- [Exercise goal]: Retype the stretch of lines from the one containing "heart-icon xyxy=(128,243,146,260)" through the one containing "self-care-illustration xyxy=(52,417,120,485)", both included, reproducing each line precisely.
== Information given
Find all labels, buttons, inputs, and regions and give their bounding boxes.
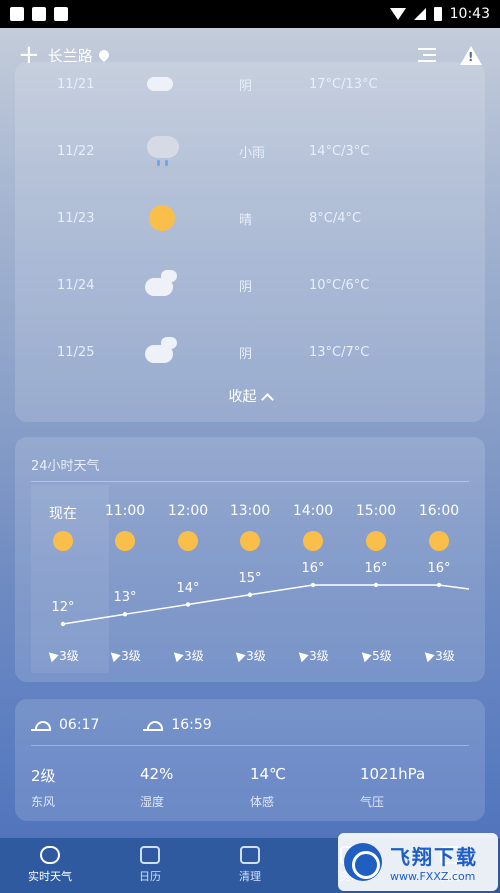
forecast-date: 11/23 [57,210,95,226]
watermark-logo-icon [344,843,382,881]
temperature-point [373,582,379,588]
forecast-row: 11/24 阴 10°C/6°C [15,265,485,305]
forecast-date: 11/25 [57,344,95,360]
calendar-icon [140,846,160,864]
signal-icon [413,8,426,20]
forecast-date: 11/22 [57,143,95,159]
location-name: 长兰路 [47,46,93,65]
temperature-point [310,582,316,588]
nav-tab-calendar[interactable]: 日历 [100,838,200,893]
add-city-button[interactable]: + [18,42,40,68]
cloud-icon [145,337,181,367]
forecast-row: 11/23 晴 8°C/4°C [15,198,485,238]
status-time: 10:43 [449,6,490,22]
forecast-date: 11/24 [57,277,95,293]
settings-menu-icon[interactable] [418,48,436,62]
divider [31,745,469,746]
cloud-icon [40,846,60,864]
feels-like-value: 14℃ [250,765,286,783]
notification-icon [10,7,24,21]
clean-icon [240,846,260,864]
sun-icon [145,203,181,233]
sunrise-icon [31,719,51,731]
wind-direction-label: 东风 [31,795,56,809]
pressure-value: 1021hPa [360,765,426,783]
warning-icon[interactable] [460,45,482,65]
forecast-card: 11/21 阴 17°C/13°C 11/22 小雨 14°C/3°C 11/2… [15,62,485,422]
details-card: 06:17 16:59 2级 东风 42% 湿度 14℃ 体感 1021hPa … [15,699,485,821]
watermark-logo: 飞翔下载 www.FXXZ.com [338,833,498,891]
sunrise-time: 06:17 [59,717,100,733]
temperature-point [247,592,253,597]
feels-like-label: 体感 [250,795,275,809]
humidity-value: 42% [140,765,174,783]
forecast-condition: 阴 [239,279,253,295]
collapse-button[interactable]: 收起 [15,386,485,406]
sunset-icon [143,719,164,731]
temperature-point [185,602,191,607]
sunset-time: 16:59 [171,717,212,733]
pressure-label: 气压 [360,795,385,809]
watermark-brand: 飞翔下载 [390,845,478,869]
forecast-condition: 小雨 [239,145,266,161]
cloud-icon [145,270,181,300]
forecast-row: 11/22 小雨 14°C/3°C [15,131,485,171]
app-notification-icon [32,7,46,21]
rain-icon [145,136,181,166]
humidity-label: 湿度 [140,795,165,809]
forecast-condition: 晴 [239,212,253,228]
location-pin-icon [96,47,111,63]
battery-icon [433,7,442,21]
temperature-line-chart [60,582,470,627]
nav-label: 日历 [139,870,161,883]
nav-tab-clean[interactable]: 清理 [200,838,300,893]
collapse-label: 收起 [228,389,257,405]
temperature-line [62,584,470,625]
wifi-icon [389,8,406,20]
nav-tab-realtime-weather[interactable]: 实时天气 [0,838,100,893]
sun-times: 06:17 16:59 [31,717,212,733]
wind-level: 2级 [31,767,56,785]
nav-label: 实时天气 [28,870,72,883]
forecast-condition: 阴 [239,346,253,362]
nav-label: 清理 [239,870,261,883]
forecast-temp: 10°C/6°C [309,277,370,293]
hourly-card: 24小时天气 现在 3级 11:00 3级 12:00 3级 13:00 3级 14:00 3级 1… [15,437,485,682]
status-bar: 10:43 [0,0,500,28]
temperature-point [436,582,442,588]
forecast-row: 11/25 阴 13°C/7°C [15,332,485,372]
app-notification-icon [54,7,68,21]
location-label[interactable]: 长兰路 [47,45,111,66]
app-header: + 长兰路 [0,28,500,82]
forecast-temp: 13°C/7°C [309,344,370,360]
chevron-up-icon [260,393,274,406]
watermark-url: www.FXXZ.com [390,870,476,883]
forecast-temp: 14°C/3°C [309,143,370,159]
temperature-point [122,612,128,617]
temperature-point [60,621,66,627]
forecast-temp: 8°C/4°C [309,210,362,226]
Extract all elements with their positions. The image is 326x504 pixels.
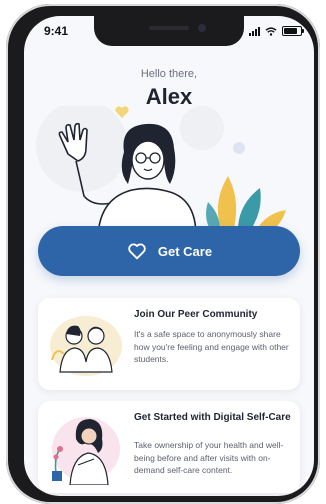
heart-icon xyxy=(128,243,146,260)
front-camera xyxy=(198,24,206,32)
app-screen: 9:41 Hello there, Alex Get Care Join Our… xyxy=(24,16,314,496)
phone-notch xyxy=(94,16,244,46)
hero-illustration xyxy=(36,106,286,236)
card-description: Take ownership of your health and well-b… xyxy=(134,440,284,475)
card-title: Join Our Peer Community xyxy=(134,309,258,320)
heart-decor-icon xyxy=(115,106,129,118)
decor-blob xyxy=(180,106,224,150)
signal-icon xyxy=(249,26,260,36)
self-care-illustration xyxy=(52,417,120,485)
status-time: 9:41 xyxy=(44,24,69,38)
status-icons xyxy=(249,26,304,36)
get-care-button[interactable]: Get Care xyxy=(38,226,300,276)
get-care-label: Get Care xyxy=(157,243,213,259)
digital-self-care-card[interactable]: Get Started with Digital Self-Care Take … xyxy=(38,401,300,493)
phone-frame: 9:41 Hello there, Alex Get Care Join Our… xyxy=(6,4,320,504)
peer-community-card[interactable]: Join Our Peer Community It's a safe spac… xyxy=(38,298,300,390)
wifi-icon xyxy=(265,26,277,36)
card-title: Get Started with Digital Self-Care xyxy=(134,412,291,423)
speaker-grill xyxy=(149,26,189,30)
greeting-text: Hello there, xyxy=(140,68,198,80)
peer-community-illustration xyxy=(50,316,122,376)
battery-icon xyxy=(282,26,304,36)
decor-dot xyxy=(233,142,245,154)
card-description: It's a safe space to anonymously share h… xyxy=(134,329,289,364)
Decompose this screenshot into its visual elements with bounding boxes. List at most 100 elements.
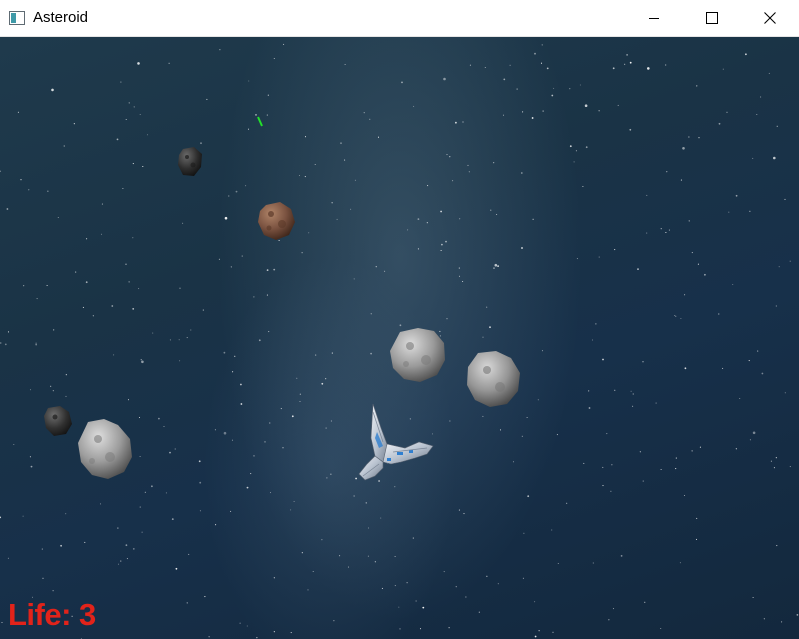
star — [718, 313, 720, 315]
====
- [Answer]:
heart-icon xyxy=(128,243,146,260)
front-camera xyxy=(198,24,206,32)
app-screen: 9:41 Hello there, Alex Get Care Join Our… xyxy=(24,16,314,496)
phone-notch xyxy=(94,16,244,46)
hero-illustration xyxy=(36,106,286,236)
card-description: Take ownership of your health and well-b… xyxy=(134,440,284,475)
card-title: Join Our Peer Community xyxy=(134,309,258,320)
heart-decor-icon xyxy=(115,106,129,118)
decor-blob xyxy=(180,106,224,150)
signal-icon xyxy=(249,26,260,36)
self-care-illustration xyxy=(52,417,120,485)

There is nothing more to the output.